The prospect of joint agreements, increased investments, greater participation in tourism and travel, expansion of trade and economic relations and defence ties within the framework of the Sri Lankan government’s plan, will be high on the agenda of the President’s visit to Russia.
During this visit, SL and Russia are preparing to sign several agreements, including in the spheres of Fisheries, Tourism and Defence Cooperation.
The new govt of Sri Lanka from the very first day started implementing the policy of friendly and mutually effective cooperation in regard to other countries. Considering that Russia is one of the major allies of Sri Lanka on the global arena, the new Govt focused on strengthening of existing relationships and exploring new fields to establish direct cooperation.
Last year, President Maithripala Sirisena met with the President of the Russian Federation Vladimir Putin for the first time at the BRICS Summit 2016 held in Goa, India, and after their first meeting the Presidential Secretariat received an official invitation for President Sirisena to visit Russia in 2017. This visit is the milestone of bilateral relationships between SL and Russia, and I am certain that immediately after this memorable occasion both countries would urge each other, now more than ever, to diversify bilateral ties and strengthen the already-existing cooperation.
The first SL-Russia Intergovernmental Joint Commission on Economic, Trade and Scientific Cooperation was held in February last year at the Russian Federation. We see this as a new step in policy level collaborations of two countries in the sphere of Customs Duties, Science and Technology Cooperation, Fisheries Sector Cooperation and a road to future potential avenues.
As for the potential areas of cooperation, Russia is technologically advanced in the areas of infrastructure development; power energy, gas and oil explorations and many more. Sri Lanka can definitely see the possibility of using these advanced technologies for its developments.
However, during the period where I served as the Ambassador, I was able to expand our trade relationships beyond the traditional tea market to a diversified basket of consumer products. SL showcased its most other food and beverages at various international exhibitions in Moscow and tapped the Russian market for sea food, spices, coconut-by products, confectionery, processed fruits, vegetables, etc.
Ninteen Sri Lankan sea food processing companies have been identified and registered by the Russian Federation enabling them to export to Russia and see it as a win-win situation where the Russian customers too gained the opportunity of consuming the unique taste of seafood from Sri Lanka.
We have organized a Gem and Jewellery networking session for Sri Lankan exporters and Russian Buyers in the Embassy, and we have had more than 80 interested parties attending this event, and it showed us that the vacuum existed for these unique local produce. We are happy that we had the opportunity to make correct match that serves both countries.
As you know Gazprom holds the world’s largest natural gas reserves. The company’s share in the global and Russian reserves amounts to 17 and 72% respectively. Gazprom keeps expanding its capacity in a way that mutually benefited to every party. So it’s no doubt about their technical capacity and project implementation procedure.

◆ PROVIDED DATA ◆
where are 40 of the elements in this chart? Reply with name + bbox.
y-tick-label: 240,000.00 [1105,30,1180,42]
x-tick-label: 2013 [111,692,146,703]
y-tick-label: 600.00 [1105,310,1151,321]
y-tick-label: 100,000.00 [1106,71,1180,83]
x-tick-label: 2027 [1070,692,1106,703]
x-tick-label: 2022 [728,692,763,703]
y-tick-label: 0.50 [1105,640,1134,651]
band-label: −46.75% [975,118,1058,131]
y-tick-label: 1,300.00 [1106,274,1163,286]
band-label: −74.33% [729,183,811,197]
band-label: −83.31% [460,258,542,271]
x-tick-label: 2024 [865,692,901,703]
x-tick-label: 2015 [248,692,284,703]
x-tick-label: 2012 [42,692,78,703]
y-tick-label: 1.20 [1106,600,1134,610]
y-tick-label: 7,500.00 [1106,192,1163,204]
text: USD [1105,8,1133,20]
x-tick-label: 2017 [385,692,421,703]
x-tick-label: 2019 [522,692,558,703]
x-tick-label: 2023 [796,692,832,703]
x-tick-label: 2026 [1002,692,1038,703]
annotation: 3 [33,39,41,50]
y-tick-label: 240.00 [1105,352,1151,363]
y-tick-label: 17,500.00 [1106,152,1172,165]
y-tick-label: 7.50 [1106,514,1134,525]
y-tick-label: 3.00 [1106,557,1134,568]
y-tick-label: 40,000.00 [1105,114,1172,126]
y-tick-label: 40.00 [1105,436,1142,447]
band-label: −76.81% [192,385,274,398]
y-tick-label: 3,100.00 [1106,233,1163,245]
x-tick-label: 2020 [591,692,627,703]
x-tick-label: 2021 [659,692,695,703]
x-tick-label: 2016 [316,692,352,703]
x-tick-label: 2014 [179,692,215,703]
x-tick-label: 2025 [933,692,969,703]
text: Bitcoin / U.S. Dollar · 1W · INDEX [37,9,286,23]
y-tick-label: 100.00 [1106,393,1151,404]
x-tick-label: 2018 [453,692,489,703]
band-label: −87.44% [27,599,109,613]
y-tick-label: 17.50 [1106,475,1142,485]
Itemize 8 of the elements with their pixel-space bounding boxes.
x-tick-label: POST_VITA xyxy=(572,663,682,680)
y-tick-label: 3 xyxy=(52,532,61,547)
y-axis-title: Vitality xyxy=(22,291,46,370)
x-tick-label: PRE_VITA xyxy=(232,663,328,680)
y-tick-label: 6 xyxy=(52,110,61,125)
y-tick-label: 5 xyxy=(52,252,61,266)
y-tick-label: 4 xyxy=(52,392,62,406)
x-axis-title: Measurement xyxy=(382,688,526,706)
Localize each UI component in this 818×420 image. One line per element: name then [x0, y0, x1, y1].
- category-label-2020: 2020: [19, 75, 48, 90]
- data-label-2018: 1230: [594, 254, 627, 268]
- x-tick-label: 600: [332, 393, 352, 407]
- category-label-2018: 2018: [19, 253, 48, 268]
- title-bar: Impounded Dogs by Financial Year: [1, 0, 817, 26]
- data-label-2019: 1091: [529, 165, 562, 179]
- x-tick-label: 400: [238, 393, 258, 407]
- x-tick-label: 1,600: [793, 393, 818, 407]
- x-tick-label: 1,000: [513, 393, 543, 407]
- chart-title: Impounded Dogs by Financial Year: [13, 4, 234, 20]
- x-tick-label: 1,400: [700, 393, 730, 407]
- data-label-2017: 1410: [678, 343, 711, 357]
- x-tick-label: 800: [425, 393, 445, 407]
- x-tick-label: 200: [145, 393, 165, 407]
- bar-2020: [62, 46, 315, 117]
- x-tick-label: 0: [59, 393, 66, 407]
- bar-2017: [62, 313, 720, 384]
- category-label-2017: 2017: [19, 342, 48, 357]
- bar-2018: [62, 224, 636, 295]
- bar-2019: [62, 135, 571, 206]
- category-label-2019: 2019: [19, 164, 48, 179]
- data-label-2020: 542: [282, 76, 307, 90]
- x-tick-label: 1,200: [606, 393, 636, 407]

◆ REQUIRED ACTIONS ◆
1. In the Sri Lanka–Russia passage, where was the BRICS Summit 2016 held?
2. Write out the stretch of the Sri Lanka–Russia passage from "As for the potential" through "fruits, vegetables, etc." word for word.
None of the rows are needed here.

◆ ANSWERS BY TASK ◆
1. Goa, India.

2.
As for the potential areas of cooperation, Russia is technologically advanced in the areas of infrastructure development; power energy, gas and oil explorations and many more. Sri Lanka can definitely see the possibility of using these advanced technologies for its developments.
However, during the period where I served as the Ambassador, I was able to expand our trade relationships beyond the traditional tea market to a diversified basket of consumer products. SL showcased its most other food and beverages at various international exhibitions in Moscow and tapped the Russian market for sea food, spices, coconut-by products, confectionery, processed fruits, vegetables, etc.